» GIVEN INSTRUCTION
From the listing below, pull out the lines that hold "duration".

» PROVIDED RECORDS
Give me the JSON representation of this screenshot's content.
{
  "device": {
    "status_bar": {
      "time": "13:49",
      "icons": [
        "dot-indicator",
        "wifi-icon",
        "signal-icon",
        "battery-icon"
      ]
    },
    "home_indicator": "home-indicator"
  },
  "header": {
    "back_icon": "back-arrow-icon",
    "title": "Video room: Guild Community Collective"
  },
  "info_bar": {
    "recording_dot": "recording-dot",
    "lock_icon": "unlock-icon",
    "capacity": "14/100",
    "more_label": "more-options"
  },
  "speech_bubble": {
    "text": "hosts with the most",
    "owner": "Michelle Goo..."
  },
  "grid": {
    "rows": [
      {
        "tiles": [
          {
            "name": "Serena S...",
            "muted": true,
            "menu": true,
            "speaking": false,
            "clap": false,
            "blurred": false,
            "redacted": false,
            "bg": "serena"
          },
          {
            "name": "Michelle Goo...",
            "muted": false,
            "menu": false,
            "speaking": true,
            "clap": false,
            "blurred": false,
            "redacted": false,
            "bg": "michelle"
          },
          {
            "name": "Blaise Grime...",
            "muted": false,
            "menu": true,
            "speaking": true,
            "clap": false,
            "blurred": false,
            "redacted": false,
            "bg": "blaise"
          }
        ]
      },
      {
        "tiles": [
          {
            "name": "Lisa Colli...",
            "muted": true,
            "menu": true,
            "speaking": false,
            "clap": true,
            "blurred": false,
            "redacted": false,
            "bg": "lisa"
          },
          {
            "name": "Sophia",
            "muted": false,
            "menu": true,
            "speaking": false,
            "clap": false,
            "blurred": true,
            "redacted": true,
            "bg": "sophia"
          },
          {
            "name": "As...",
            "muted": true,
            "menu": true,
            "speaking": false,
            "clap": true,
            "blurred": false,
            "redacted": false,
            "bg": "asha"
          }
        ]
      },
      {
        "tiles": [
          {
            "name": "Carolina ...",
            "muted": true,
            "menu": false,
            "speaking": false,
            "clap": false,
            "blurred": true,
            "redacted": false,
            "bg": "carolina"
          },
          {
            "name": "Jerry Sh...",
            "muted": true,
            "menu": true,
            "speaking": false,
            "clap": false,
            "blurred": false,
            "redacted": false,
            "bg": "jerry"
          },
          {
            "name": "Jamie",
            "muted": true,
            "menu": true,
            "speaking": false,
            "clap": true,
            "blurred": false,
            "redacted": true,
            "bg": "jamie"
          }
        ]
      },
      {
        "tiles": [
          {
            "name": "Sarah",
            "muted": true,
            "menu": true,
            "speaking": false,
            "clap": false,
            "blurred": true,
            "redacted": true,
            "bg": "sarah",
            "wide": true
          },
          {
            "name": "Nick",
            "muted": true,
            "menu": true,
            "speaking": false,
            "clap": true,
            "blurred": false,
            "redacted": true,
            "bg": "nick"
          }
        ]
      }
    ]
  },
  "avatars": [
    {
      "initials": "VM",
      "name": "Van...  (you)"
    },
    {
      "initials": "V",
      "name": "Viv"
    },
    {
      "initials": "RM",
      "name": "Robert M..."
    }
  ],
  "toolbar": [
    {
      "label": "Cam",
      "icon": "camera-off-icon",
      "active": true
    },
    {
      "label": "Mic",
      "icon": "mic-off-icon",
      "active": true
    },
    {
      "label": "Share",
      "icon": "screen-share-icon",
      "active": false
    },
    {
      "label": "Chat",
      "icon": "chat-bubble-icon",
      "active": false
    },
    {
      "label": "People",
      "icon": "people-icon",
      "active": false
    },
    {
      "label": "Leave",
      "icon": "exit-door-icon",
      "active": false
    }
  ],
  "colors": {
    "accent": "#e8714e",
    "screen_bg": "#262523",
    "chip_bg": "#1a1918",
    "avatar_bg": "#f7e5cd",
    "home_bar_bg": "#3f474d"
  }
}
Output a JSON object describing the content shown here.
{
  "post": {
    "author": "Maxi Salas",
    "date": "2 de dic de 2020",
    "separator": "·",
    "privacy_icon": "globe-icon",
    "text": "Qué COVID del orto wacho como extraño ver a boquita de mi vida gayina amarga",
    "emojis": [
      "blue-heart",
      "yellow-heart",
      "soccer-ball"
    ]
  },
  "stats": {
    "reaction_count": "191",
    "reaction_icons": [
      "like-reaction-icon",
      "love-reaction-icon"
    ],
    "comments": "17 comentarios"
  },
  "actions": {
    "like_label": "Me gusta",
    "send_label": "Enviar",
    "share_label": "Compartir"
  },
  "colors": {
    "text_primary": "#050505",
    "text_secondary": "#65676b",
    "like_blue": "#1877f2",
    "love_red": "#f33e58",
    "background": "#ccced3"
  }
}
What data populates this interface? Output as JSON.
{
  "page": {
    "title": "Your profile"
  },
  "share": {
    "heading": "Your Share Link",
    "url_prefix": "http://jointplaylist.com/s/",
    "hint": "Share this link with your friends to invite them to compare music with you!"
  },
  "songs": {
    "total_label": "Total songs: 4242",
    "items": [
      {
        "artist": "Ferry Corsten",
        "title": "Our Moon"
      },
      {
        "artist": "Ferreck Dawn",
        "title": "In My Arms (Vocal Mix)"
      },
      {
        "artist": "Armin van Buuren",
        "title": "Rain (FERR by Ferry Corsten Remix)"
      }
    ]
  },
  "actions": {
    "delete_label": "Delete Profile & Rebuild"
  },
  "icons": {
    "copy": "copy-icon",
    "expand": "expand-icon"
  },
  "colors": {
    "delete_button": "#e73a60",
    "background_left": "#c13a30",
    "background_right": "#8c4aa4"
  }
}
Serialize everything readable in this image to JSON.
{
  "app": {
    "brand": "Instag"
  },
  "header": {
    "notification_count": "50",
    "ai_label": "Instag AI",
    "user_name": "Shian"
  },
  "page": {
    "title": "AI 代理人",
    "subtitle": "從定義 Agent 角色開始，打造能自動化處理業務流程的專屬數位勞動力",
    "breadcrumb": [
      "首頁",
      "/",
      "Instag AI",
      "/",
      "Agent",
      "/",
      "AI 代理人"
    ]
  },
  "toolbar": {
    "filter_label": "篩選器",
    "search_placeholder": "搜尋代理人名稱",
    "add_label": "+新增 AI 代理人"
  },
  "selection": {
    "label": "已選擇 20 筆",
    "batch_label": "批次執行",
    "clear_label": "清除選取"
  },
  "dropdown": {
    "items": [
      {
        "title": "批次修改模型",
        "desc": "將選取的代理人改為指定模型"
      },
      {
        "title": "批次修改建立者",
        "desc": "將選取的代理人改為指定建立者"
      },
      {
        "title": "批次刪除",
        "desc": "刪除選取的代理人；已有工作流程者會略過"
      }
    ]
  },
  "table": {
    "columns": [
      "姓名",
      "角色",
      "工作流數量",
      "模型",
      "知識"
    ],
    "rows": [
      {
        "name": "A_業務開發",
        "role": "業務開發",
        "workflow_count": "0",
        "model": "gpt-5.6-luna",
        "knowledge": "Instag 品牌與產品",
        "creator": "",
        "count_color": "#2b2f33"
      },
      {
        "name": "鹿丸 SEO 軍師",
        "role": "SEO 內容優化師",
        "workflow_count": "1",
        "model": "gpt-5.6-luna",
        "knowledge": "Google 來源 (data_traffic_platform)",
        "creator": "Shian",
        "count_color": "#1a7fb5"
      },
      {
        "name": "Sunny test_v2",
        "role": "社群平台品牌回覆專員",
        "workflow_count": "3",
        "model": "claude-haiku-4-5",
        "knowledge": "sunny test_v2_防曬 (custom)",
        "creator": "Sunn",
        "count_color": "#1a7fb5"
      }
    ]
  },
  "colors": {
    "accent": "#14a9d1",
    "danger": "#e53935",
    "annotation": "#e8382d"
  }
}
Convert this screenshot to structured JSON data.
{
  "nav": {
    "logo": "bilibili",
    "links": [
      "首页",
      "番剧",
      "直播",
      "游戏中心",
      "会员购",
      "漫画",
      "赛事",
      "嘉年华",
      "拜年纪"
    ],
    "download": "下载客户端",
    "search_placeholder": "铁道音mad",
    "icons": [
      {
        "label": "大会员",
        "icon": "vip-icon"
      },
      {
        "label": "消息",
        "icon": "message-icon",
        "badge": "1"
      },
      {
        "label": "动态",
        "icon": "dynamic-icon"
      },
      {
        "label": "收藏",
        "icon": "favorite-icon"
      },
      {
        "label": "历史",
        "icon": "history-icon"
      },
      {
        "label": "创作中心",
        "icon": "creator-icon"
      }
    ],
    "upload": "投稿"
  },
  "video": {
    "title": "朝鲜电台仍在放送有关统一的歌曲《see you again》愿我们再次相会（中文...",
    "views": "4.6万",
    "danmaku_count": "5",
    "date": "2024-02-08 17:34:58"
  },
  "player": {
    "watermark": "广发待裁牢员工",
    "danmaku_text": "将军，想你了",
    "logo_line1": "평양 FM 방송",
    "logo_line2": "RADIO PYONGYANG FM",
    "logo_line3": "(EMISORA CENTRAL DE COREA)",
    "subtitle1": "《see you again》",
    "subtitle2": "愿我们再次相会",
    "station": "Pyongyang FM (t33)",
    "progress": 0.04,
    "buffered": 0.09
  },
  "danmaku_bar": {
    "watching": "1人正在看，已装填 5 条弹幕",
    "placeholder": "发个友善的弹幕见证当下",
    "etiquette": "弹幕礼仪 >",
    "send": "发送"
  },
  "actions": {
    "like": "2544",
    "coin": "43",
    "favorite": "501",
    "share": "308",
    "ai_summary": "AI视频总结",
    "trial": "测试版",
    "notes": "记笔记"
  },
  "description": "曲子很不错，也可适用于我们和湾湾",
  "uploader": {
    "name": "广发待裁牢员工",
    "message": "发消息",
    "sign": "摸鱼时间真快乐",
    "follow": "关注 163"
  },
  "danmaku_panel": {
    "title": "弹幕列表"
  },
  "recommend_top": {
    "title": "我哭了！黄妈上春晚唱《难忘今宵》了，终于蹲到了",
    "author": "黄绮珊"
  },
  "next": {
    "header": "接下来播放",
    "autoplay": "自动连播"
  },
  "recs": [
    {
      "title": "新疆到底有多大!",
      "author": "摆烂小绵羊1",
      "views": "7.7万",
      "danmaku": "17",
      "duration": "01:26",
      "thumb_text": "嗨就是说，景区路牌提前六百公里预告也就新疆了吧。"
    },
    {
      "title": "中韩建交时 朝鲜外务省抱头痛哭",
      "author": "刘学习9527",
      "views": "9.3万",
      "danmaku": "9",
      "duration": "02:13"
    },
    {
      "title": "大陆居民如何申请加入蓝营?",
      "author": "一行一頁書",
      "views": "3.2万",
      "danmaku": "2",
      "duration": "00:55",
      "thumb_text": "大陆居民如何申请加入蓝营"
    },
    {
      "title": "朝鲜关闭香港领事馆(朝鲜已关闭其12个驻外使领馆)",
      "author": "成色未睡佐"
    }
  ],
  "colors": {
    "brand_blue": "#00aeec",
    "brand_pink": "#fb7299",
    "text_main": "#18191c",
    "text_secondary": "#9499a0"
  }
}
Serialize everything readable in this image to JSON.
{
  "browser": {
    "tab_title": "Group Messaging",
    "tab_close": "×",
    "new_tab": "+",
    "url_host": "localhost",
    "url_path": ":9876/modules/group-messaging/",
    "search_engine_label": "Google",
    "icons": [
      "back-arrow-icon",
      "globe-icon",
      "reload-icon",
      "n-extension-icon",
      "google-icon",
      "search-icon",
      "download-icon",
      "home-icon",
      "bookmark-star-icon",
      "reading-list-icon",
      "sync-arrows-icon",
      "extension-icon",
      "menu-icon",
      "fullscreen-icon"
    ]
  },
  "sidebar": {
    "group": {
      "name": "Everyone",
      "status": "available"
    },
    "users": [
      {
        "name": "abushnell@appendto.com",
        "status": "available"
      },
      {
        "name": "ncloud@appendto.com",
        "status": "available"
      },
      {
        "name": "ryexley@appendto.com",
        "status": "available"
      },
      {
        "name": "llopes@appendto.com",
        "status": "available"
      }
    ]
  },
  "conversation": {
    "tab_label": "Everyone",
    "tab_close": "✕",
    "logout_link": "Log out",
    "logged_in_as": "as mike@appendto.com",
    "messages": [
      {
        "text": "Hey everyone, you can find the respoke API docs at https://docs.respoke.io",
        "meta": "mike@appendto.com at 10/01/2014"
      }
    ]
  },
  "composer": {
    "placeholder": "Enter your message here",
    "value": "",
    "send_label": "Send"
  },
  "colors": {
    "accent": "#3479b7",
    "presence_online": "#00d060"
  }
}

» TASK SOLUTION
      "duration": "01:26",
      "duration": "02:13"
      "duration": "00:55",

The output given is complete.